The entries below need to be written out exactly, with no pictures included.

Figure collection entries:
-- Begin --

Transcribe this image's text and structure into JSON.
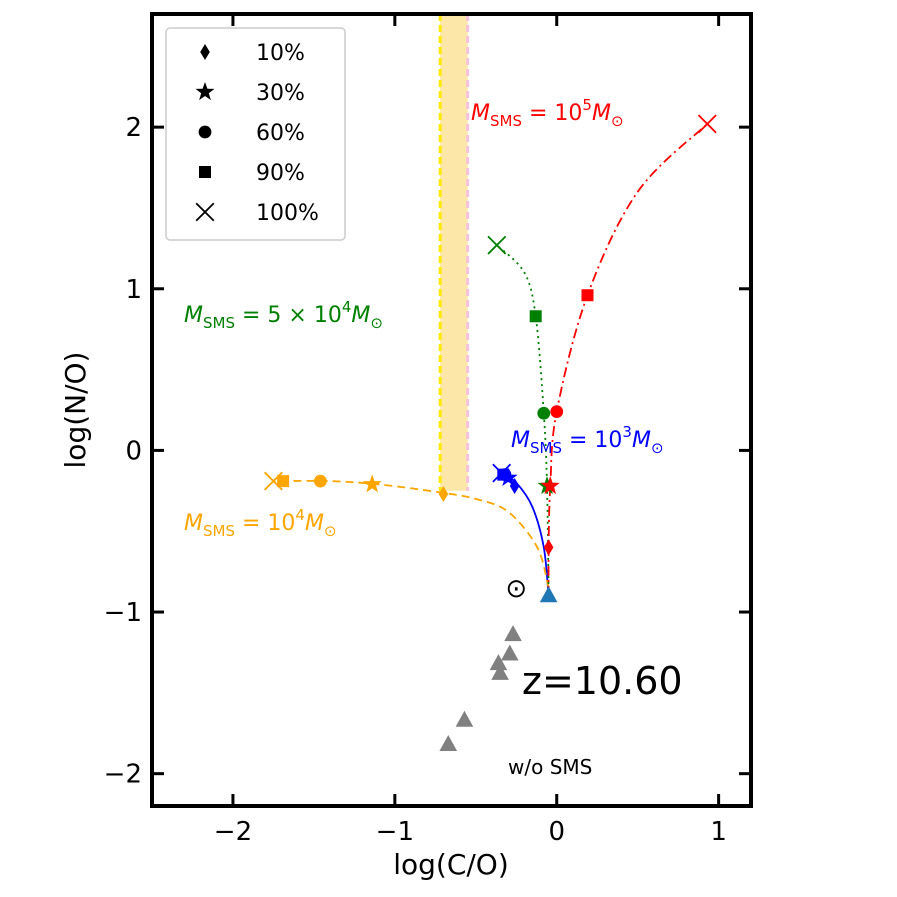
{
  "chart_data": {
    "type": "scatter",
    "xlabel": "log(C/O)",
    "ylabel": "log(N/O)",
    "xlim": [
      -2.5,
      1.2
    ],
    "ylim": [
      -2.2,
      2.7
    ],
    "xticks": [
      -2,
      -1,
      0,
      1
    ],
    "yticks": [
      -2,
      -1,
      0,
      1,
      2
    ],
    "xtick_labels": [
      "−2",
      "−1",
      "0",
      "1"
    ],
    "ytick_labels": [
      "−2",
      "−1",
      "0",
      "1",
      "2"
    ],
    "legend": {
      "placement": "top-left",
      "entries": [
        {
          "marker": "diamond",
          "label": "10%"
        },
        {
          "marker": "star",
          "label": "30%"
        },
        {
          "marker": "circle",
          "label": "60%"
        },
        {
          "marker": "square",
          "label": "90%"
        },
        {
          "marker": "x",
          "label": "100%"
        }
      ]
    },
    "band": {
      "x_range": [
        -0.72,
        -0.55
      ],
      "y_range": [
        -0.25,
        2.7
      ],
      "fill": "#fde7a8",
      "edge": "#ffea00"
    },
    "series": [
      {
        "name": "M_SMS = 10^3 M_sun",
        "color": "#0000ff",
        "linestyle": "solid",
        "curve": [
          [
            -0.05,
            -0.9
          ],
          [
            -0.08,
            -0.6
          ],
          [
            -0.15,
            -0.35
          ],
          [
            -0.25,
            -0.2
          ],
          [
            -0.33,
            -0.15
          ]
        ],
        "points": [
          {
            "pct": "10%",
            "x": -0.26,
            "y": -0.22
          },
          {
            "pct": "30%",
            "x": -0.3,
            "y": -0.17
          },
          {
            "pct": "60%",
            "x": -0.32,
            "y": -0.15
          },
          {
            "pct": "90%",
            "x": -0.33,
            "y": -0.15
          },
          {
            "pct": "100%",
            "x": -0.34,
            "y": -0.14
          }
        ]
      },
      {
        "name": "M_SMS = 10^4 M_sun",
        "color": "#ffa500",
        "linestyle": "dashed",
        "curve": [
          [
            -0.05,
            -0.85
          ],
          [
            -0.12,
            -0.6
          ],
          [
            -0.3,
            -0.38
          ],
          [
            -0.5,
            -0.3
          ],
          [
            -0.72,
            -0.26
          ],
          [
            -1.1,
            -0.21
          ],
          [
            -1.4,
            -0.19
          ],
          [
            -1.75,
            -0.19
          ]
        ],
        "points": [
          {
            "pct": "10%",
            "x": -0.7,
            "y": -0.27
          },
          {
            "pct": "30%",
            "x": -1.14,
            "y": -0.21
          },
          {
            "pct": "60%",
            "x": -1.46,
            "y": -0.19
          },
          {
            "pct": "90%",
            "x": -1.69,
            "y": -0.19
          },
          {
            "pct": "100%",
            "x": -1.75,
            "y": -0.19
          }
        ]
      },
      {
        "name": "M_SMS = 5 x 10^4 M_sun",
        "color": "#008000",
        "linestyle": "dotted",
        "curve": [
          [
            -0.05,
            -0.9
          ],
          [
            -0.06,
            -0.22
          ],
          [
            -0.08,
            0.23
          ],
          [
            -0.13,
            0.83
          ],
          [
            -0.2,
            1.1
          ],
          [
            -0.37,
            1.27
          ]
        ],
        "points": [
          {
            "pct": "30%",
            "x": -0.06,
            "y": -0.22
          },
          {
            "pct": "60%",
            "x": -0.08,
            "y": 0.23
          },
          {
            "pct": "90%",
            "x": -0.13,
            "y": 0.83
          },
          {
            "pct": "100%",
            "x": -0.37,
            "y": 1.27
          }
        ]
      },
      {
        "name": "M_SMS = 10^5 M_sun",
        "color": "#ff0000",
        "linestyle": "dashdot",
        "curve": [
          [
            -0.05,
            -0.9
          ],
          [
            -0.05,
            -0.6
          ],
          [
            -0.04,
            -0.22
          ],
          [
            0.0,
            0.24
          ],
          [
            0.19,
            0.96
          ],
          [
            0.5,
            1.6
          ],
          [
            0.93,
            2.02
          ]
        ],
        "points": [
          {
            "pct": "10%",
            "x": -0.05,
            "y": -0.6
          },
          {
            "pct": "30%",
            "x": -0.04,
            "y": -0.22
          },
          {
            "pct": "60%",
            "x": 0.0,
            "y": 0.24
          },
          {
            "pct": "90%",
            "x": 0.19,
            "y": 0.96
          },
          {
            "pct": "100%",
            "x": 0.93,
            "y": 2.02
          }
        ]
      }
    ],
    "no_sms_points": [
      {
        "x": -0.05,
        "y": -0.9,
        "color": "#1f77b4"
      },
      {
        "x": -0.27,
        "y": -1.14,
        "color": "#808080"
      },
      {
        "x": -0.29,
        "y": -1.26,
        "color": "#808080"
      },
      {
        "x": -0.36,
        "y": -1.32,
        "color": "#808080"
      },
      {
        "x": -0.35,
        "y": -1.38,
        "color": "#808080"
      },
      {
        "x": -0.57,
        "y": -1.67,
        "color": "#808080"
      },
      {
        "x": -0.67,
        "y": -1.82,
        "color": "#808080"
      }
    ],
    "solar": {
      "x": -0.25,
      "y": -0.85,
      "symbol": "⊙"
    },
    "annotations": {
      "m1e5": {
        "prefix": "M",
        "sub": "SMS",
        "mid": " = 10",
        "sup": "5",
        "suffix": "M",
        "sub2": "⊙",
        "color": "#ff0000"
      },
      "m5e4": {
        "prefix": "M",
        "sub": "SMS",
        "mid": " = 5 × 10",
        "sup": "4",
        "suffix": "M",
        "sub2": "⊙",
        "color": "#008000"
      },
      "m1e3": {
        "prefix": "M",
        "sub": "SMS",
        "mid": " = 10",
        "sup": "3",
        "suffix": "M",
        "sub2": "⊙",
        "color": "#0000ff"
      },
      "m1e4": {
        "prefix": "M",
        "sub": "SMS",
        "mid": " = 10",
        "sup": "4",
        "suffix": "M",
        "sub2": "⊙",
        "color": "#ffa500"
      },
      "redshift": "z=10.60",
      "no_sms": "w/o SMS"
    }
  }
}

-- End --

- **Task solution**
Transcribe this image's text and structure into JSON.
{
  "chart_data": {
    "type": "scatter",
    "xlabel": "log(C/O)",
    "ylabel": "log(N/O)",
    "xlim": [
      -2.5,
      1.2
    ],
    "ylim": [
      -2.2,
      2.7
    ],
    "xticks": [
      -2,
      -1,
      0,
      1
    ],
    "yticks": [
      -2,
      -1,
      0,
      1,
      2
    ],
    "xtick_labels": [
      "−2",
      "−1",
      "0",
      "1"
    ],
    "ytick_labels": [
      "−2",
      "−1",
      "0",
      "1",
      "2"
    ],
    "legend": {
      "placement": "top-left",
      "entries": [
        {
          "marker": "diamond",
          "label": "10%"
        },
        {
          "marker": "star",
          "label": "30%"
        },
        {
          "marker": "circle",
          "label": "60%"
        },
        {
          "marker": "square",
          "label": "90%"
        },
        {
          "marker": "x",
          "label": "100%"
        }
      ]
    },
    "band": {
      "x_range": [
        -0.72,
        -0.55
      ],
      "y_range": [
        -0.25,
        2.7
      ],
      "fill": "#fde7a8",
      "edge": "#ffea00"
    },
    "series": [
      {
        "name": "M_SMS = 10^3 M_sun",
        "color": "#0000ff",
        "linestyle": "solid",
        "curve": [
          [
            -0.05,
            -0.9
          ],
          [
            -0.08,
            -0.6
          ],
          [
            -0.15,
            -0.35
          ],
          [
            -0.25,
            -0.2
          ],
          [
            -0.33,
            -0.15
          ]
        ],
        "points": [
          {
            "pct": "10%",
            "x": -0.26,
            "y": -0.22
          },
          {
            "pct": "30%",
            "x": -0.3,
            "y": -0.17
          },
          {
            "pct": "60%",
            "x": -0.32,
            "y": -0.15
          },
          {
            "pct": "90%",
            "x": -0.33,
            "y": -0.15
          },
          {
            "pct": "100%",
            "x": -0.34,
            "y": -0.14
          }
        ]
      },
      {
        "name": "M_SMS = 10^4 M_sun",
        "color": "#ffa500",
        "linestyle": "dashed",
        "curve": [
          [
            -0.05,
            -0.85
          ],
          [
            -0.12,
            -0.6
          ],
          [
            -0.3,
            -0.38
          ],
          [
            -0.5,
            -0.3
          ],
          [
            -0.72,
            -0.26
          ],
          [
            -1.1,
            -0.21
          ],
          [
            -1.4,
            -0.19
          ],
          [
            -1.75,
            -0.19
          ]
        ],
        "points": [
          {
            "pct": "10%",
            "x": -0.7,
            "y": -0.27
          },
          {
            "pct": "30%",
            "x": -1.14,
            "y": -0.21
          },
          {
            "pct": "60%",
            "x": -1.46,
            "y": -0.19
          },
          {
            "pct": "90%",
            "x": -1.69,
            "y": -0.19
          },
          {
            "pct": "100%",
            "x": -1.75,
            "y": -0.19
          }
        ]
      },
      {
        "name": "M_SMS = 5 x 10^4 M_sun",
        "color": "#008000",
        "linestyle": "dotted",
        "curve": [
          [
            -0.05,
            -0.9
          ],
          [
            -0.06,
            -0.22
          ],
          [
            -0.08,
            0.23
          ],
          [
            -0.13,
            0.83
          ],
          [
            -0.2,
            1.1
          ],
          [
            -0.37,
            1.27
          ]
        ],
        "points": [
          {
            "pct": "30%",
            "x": -0.06,
            "y": -0.22
          },
          {
            "pct": "60%",
            "x": -0.08,
            "y": 0.23
          },
          {
            "pct": "90%",
            "x": -0.13,
            "y": 0.83
          },
          {
            "pct": "100%",
            "x": -0.37,
            "y": 1.27
          }
        ]
      },
      {
        "name": "M_SMS = 10^5 M_sun",
        "color": "#ff0000",
        "linestyle": "dashdot",
        "curve": [
          [
            -0.05,
            -0.9
          ],
          [
            -0.05,
            -0.6
          ],
          [
            -0.04,
            -0.22
          ],
          [
            0.0,
            0.24
          ],
          [
            0.19,
            0.96
          ],
          [
            0.5,
            1.6
          ],
          [
            0.93,
            2.02
          ]
        ],
        "points": [
          {
            "pct": "10%",
            "x": -0.05,
            "y": -0.6
          },
          {
            "pct": "30%",
            "x": -0.04,
            "y": -0.22
          },
          {
            "pct": "60%",
            "x": 0.0,
            "y": 0.24
          },
          {
            "pct": "90%",
            "x": 0.19,
            "y": 0.96
          },
          {
            "pct": "100%",
            "x": 0.93,
            "y": 2.02
          }
        ]
      }
    ],
    "no_sms_points": [
      {
        "x": -0.05,
        "y": -0.9,
        "color": "#1f77b4"
      },
      {
        "x": -0.27,
        "y": -1.14,
        "color": "#808080"
      },
      {
        "x": -0.29,
        "y": -1.26,
        "color": "#808080"
      },
      {
        "x": -0.36,
        "y": -1.32,
        "color": "#808080"
      },
      {
        "x": -0.35,
        "y": -1.38,
        "color": "#808080"
      },
      {
        "x": -0.57,
        "y": -1.67,
        "color": "#808080"
      },
      {
        "x": -0.67,
        "y": -1.82,
        "color": "#808080"
      }
    ],
    "solar": {
      "x": -0.25,
      "y": -0.85,
      "symbol": "⊙"
    },
    "annotations": {
      "m1e5": {
        "prefix": "M",
        "sub": "SMS",
        "mid": " = 10",
        "sup": "5",
        "suffix": "M",
        "sub2": "⊙",
        "color": "#ff0000"
      },
      "m5e4": {
        "prefix": "M",
        "sub": "SMS",
        "mid": " = 5 × 10",
        "sup": "4",
        "suffix": "M",
        "sub2": "⊙",
        "color": "#008000"
      },
      "m1e3": {
        "prefix": "M",
        "sub": "SMS",
        "mid": " = 10",
        "sup": "3",
        "suffix": "M",
        "sub2": "⊙",
        "color": "#0000ff"
      },
      "m1e4": {
        "prefix": "M",
        "sub": "SMS",
        "mid": " = 10",
        "sup": "4",
        "suffix": "M",
        "sub2": "⊙",
        "color": "#ffa500"
      },
      "redshift": "z=10.60",
      "no_sms": "w/o SMS"
    }
  }
}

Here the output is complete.